■ **Task description**:
Word for word, quote all of the material, omitting the pictures.

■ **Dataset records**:
*-*-*
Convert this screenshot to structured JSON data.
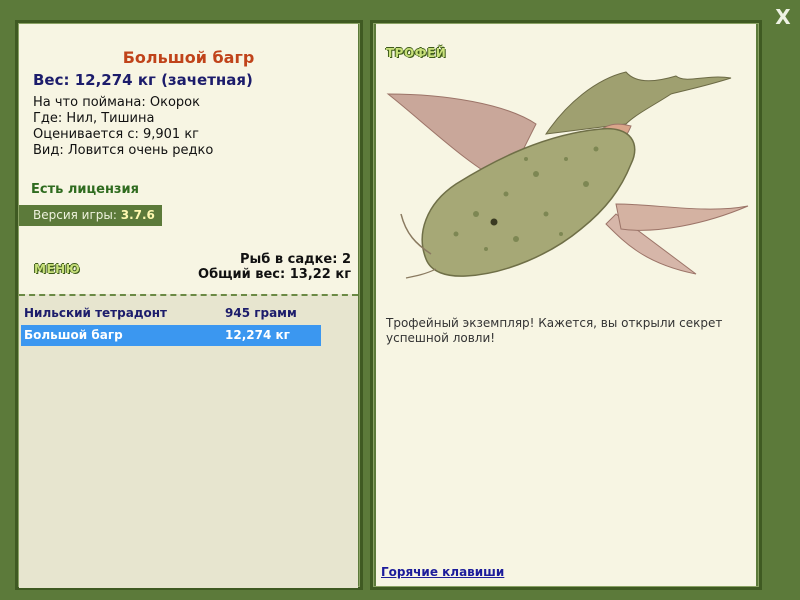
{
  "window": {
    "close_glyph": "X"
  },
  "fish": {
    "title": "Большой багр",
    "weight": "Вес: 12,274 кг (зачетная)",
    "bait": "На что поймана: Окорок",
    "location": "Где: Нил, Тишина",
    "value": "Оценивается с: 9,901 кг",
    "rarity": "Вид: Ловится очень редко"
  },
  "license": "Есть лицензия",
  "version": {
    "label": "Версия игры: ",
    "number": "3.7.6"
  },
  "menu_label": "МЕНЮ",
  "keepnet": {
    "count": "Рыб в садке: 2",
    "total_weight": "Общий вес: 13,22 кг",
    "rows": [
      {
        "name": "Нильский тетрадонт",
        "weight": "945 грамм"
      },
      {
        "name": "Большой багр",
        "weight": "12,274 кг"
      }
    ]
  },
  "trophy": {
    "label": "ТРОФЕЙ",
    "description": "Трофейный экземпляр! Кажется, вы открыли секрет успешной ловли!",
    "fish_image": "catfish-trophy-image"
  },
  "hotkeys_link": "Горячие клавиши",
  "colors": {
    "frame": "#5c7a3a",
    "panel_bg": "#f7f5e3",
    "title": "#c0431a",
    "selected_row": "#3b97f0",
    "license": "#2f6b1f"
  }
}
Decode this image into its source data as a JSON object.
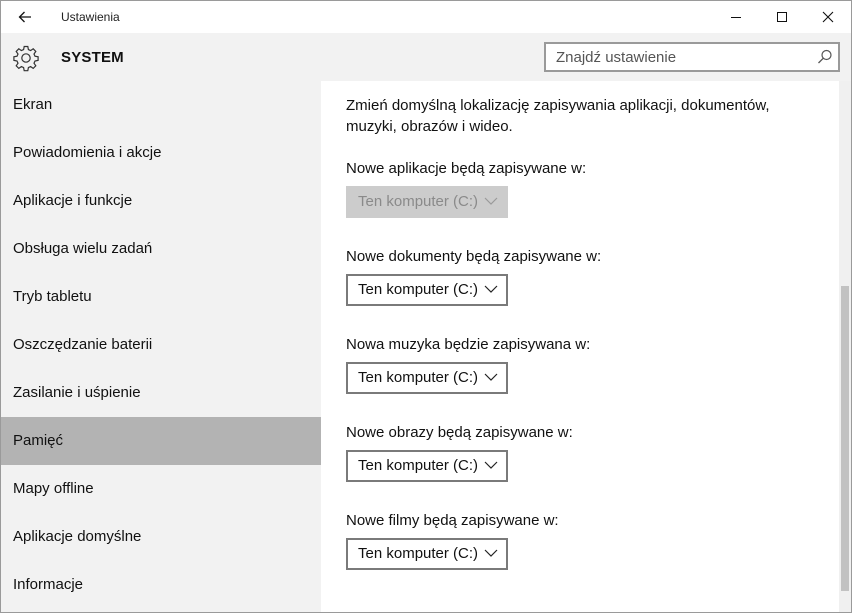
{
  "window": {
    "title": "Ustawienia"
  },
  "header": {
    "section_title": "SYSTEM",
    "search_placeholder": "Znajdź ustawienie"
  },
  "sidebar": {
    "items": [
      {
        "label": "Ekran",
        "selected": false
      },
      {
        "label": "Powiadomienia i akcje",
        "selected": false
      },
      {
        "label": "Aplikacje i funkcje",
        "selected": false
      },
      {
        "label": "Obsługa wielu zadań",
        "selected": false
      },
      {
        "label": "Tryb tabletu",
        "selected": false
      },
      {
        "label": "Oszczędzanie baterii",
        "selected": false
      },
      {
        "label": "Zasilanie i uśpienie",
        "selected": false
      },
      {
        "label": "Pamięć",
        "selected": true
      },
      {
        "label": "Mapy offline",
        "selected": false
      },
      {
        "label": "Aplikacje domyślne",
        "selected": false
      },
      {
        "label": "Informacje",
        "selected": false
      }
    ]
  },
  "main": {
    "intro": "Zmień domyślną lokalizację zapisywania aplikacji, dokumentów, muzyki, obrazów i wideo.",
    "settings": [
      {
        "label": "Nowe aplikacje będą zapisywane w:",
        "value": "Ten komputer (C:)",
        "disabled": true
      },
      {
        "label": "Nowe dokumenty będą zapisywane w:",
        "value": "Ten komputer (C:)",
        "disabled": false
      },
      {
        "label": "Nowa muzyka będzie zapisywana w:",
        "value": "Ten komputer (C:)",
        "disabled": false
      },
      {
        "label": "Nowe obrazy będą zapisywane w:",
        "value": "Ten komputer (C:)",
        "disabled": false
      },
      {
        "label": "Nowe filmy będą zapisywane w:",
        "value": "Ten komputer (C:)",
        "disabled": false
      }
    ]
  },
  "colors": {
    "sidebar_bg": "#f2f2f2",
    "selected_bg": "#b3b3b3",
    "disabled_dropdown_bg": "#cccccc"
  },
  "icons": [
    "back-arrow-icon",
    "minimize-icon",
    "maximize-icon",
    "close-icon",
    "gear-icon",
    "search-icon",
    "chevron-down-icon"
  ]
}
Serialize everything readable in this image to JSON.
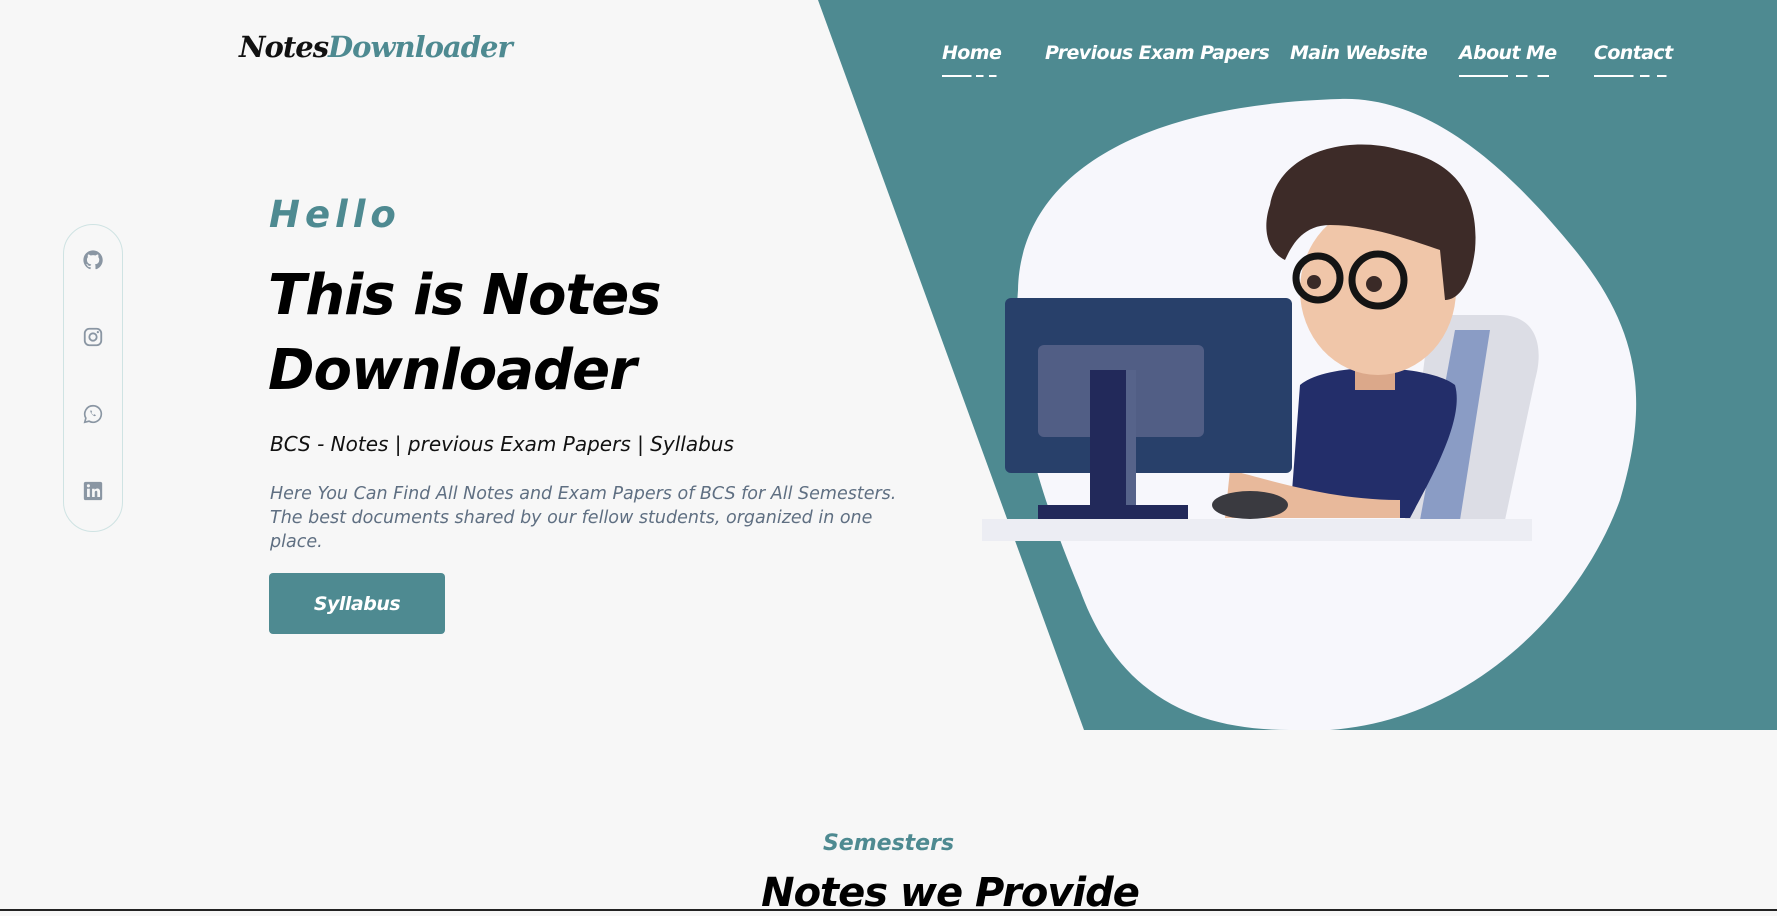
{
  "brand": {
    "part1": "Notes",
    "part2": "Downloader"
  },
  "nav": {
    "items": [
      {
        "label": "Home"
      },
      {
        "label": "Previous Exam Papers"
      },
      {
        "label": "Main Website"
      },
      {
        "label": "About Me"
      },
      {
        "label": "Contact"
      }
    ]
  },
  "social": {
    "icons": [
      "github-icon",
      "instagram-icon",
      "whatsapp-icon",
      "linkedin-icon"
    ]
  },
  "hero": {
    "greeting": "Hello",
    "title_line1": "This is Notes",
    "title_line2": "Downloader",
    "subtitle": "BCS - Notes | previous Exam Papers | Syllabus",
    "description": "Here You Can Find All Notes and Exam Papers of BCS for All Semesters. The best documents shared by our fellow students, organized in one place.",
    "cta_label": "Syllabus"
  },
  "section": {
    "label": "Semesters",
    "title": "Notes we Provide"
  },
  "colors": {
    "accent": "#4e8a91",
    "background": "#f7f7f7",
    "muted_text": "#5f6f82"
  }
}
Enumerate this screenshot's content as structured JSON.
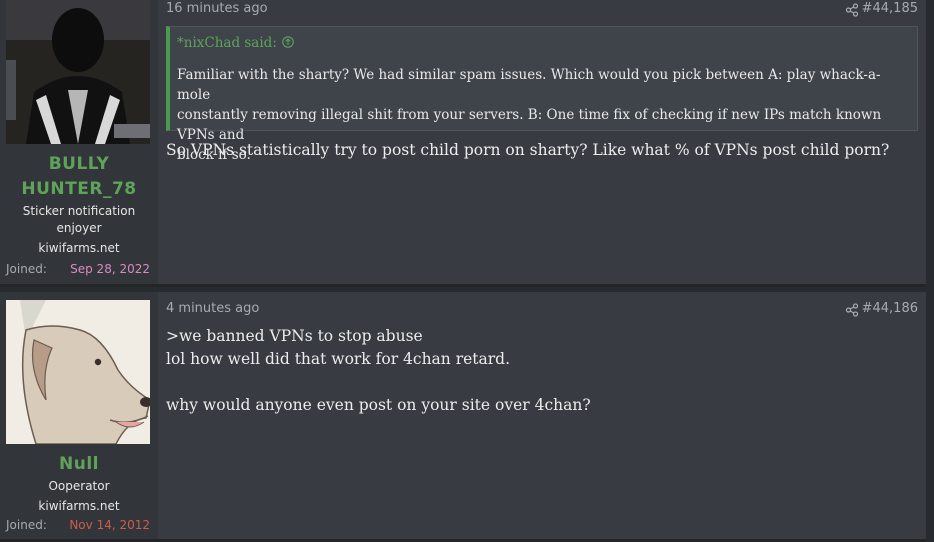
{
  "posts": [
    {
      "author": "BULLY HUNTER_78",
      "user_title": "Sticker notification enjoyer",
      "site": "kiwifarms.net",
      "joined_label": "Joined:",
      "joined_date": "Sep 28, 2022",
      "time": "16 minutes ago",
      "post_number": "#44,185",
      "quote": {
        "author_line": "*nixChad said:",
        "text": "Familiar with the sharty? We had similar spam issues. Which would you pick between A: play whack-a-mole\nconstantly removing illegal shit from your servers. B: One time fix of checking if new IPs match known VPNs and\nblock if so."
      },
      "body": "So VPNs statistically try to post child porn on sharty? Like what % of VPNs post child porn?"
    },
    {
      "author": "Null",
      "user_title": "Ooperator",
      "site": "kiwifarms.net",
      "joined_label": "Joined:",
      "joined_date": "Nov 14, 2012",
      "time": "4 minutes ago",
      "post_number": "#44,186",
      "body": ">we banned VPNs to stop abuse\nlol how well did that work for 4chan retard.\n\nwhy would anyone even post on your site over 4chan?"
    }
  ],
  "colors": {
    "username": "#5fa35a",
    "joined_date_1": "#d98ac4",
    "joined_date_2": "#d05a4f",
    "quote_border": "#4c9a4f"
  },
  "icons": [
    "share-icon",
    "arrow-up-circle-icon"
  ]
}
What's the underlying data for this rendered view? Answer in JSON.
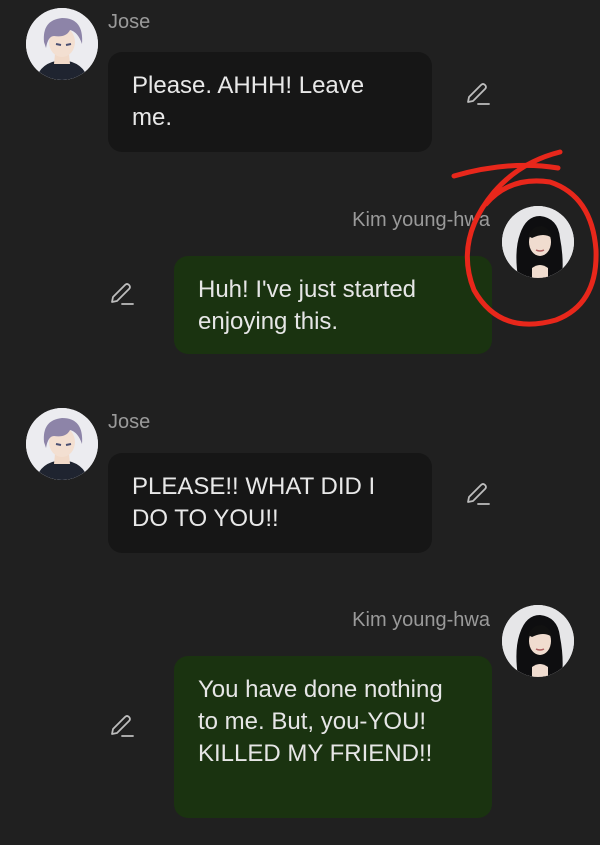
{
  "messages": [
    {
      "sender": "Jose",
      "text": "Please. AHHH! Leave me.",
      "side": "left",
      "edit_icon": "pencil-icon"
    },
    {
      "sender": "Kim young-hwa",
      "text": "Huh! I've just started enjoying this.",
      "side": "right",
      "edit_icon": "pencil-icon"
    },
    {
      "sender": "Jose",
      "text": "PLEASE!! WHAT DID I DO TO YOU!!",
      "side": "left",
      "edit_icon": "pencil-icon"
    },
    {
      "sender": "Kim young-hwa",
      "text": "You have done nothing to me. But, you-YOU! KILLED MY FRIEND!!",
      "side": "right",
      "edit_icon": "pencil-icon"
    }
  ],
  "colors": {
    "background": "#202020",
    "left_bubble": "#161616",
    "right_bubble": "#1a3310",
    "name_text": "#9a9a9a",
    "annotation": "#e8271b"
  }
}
*-*-*
■ **Exercise result**:
Convert this screenshot to structured JSON data.
{
  "window": {
    "close_glyph": "X"
  },
  "fish": {
    "title": "Большой багр",
    "weight": "Вес: 12,274 кг (зачетная)",
    "bait": "На что поймана: Окорок",
    "location": "Где: Нил, Тишина",
    "value": "Оценивается с: 9,901 кг",
    "rarity": "Вид: Ловится очень редко"
  },
  "license": "Есть лицензия",
  "version": {
    "label": "Версия игры: ",
    "number": "3.7.6"
  },
  "menu_label": "МЕНЮ",
  "keepnet": {
    "count": "Рыб в садке: 2",
    "total_weight": "Общий вес: 13,22 кг",
    "rows": [
      {
        "name": "Нильский тетрадонт",
        "weight": "945 грамм"
      },
      {
        "name": "Большой багр",
        "weight": "12,274 кг"
      }
    ]
  },
  "trophy": {
    "label": "ТРОФЕЙ",
    "description": "Трофейный экземпляр! Кажется, вы открыли секрет успешной ловли!",
    "fish_image": "catfish-trophy-image"
  },
  "hotkeys_link": "Горячие клавиши",
  "colors": {
    "frame": "#5c7a3a",
    "panel_bg": "#f7f5e3",
    "title": "#c0431a",
    "selected_row": "#3b97f0",
    "license": "#2f6b1f"
  }
}
Decode this image into its source data as a JSON object.
{
  "window": {
    "title": "Ustawienia"
  },
  "header": {
    "section_title": "SYSTEM",
    "search_placeholder": "Znajdź ustawienie"
  },
  "sidebar": {
    "items": [
      {
        "label": "Ekran",
        "selected": false
      },
      {
        "label": "Powiadomienia i akcje",
        "selected": false
      },
      {
        "label": "Aplikacje i funkcje",
        "selected": false
      },
      {
        "label": "Obsługa wielu zadań",
        "selected": false
      },
      {
        "label": "Tryb tabletu",
        "selected": false
      },
      {
        "label": "Oszczędzanie baterii",
        "selected": false
      },
      {
        "label": "Zasilanie i uśpienie",
        "selected": false
      },
      {
        "label": "Pamięć",
        "selected": true
      },
      {
        "label": "Mapy offline",
        "selected": false
      },
      {
        "label": "Aplikacje domyślne",
        "selected": false
      },
      {
        "label": "Informacje",
        "selected": false
      }
    ]
  },
  "main": {
    "intro": "Zmień domyślną lokalizację zapisywania aplikacji, dokumentów, muzyki, obrazów i wideo.",
    "settings": [
      {
        "label": "Nowe aplikacje będą zapisywane w:",
        "value": "Ten komputer (C:)",
        "disabled": true
      },
      {
        "label": "Nowe dokumenty będą zapisywane w:",
        "value": "Ten komputer (C:)",
        "disabled": false
      },
      {
        "label": "Nowa muzyka będzie zapisywana w:",
        "value": "Ten komputer (C:)",
        "disabled": false
      },
      {
        "label": "Nowe obrazy będą zapisywane w:",
        "value": "Ten komputer (C:)",
        "disabled": false
      },
      {
        "label": "Nowe filmy będą zapisywane w:",
        "value": "Ten komputer (C:)",
        "disabled": false
      }
    ]
  },
  "colors": {
    "sidebar_bg": "#f2f2f2",
    "selected_bg": "#b3b3b3",
    "disabled_dropdown_bg": "#cccccc"
  },
  "icons": [
    "back-arrow-icon",
    "minimize-icon",
    "maximize-icon",
    "close-icon",
    "gear-icon",
    "search-icon",
    "chevron-down-icon"
  ]
}
Serialize everything readable in this image to JSON.
{
  "brand": {
    "part1": "Notes",
    "part2": "Downloader"
  },
  "nav": {
    "items": [
      {
        "label": "Home"
      },
      {
        "label": "Previous Exam Papers"
      },
      {
        "label": "Main Website"
      },
      {
        "label": "About Me"
      },
      {
        "label": "Contact"
      }
    ]
  },
  "social": {
    "icons": [
      "github-icon",
      "instagram-icon",
      "whatsapp-icon",
      "linkedin-icon"
    ]
  },
  "hero": {
    "greeting": "Hello",
    "title_line1": "This is Notes",
    "title_line2": "Downloader",
    "subtitle": "BCS - Notes | previous Exam Papers | Syllabus",
    "description": "Here You Can Find All Notes and Exam Papers of BCS for All Semesters. The best documents shared by our fellow students, organized in one place.",
    "cta_label": "Syllabus"
  },
  "section": {
    "label": "Semesters",
    "title": "Notes we Provide"
  },
  "colors": {
    "accent": "#4e8a91",
    "background": "#f7f7f7",
    "muted_text": "#5f6f82"
  }
}
Enumerate this screenshot's content as structured JSON.
{
  "posts": [
    {
      "author": "BULLY HUNTER_78",
      "user_title": "Sticker notification enjoyer",
      "site": "kiwifarms.net",
      "joined_label": "Joined:",
      "joined_date": "Sep 28, 2022",
      "time": "16 minutes ago",
      "post_number": "#44,185",
      "quote": {
        "author_line": "*nixChad said:",
        "text": "Familiar with the sharty? We had similar spam issues. Which would you pick between A: play whack-a-mole\nconstantly removing illegal shit from your servers. B: One time fix of checking if new IPs match known VPNs and\nblock if so."
      },
      "body": "So VPNs statistically try to post child porn on sharty? Like what % of VPNs post child porn?"
    },
    {
      "author": "Null",
      "user_title": "Ooperator",
      "site": "kiwifarms.net",
      "joined_label": "Joined:",
      "joined_date": "Nov 14, 2012",
      "time": "4 minutes ago",
      "post_number": "#44,186",
      "body": ">we banned VPNs to stop abuse\nlol how well did that work for 4chan retard.\n\nwhy would anyone even post on your site over 4chan?"
    }
  ],
  "colors": {
    "username": "#5fa35a",
    "joined_date_1": "#d98ac4",
    "joined_date_2": "#d05a4f",
    "quote_border": "#4c9a4f"
  },
  "icons": [
    "share-icon",
    "arrow-up-circle-icon"
  ]
}
What's the underlying data for this rendered view? Answer in JSON.
{
  "messages": [
    {
      "sender": "Jose",
      "text": "Please. AHHH! Leave me.",
      "side": "left",
      "edit_icon": "pencil-icon"
    },
    {
      "sender": "Kim young-hwa",
      "text": "Huh! I've just started enjoying this.",
      "side": "right",
      "edit_icon": "pencil-icon"
    },
    {
      "sender": "Jose",
      "text": "PLEASE!! WHAT DID I DO TO YOU!!",
      "side": "left",
      "edit_icon": "pencil-icon"
    },
    {
      "sender": "Kim young-hwa",
      "text": "You have done nothing to me. But, you-YOU! KILLED MY FRIEND!!",
      "side": "right",
      "edit_icon": "pencil-icon"
    }
  ],
  "colors": {
    "background": "#202020",
    "left_bubble": "#161616",
    "right_bubble": "#1a3310",
    "name_text": "#9a9a9a",
    "annotation": "#e8271b"
  }
}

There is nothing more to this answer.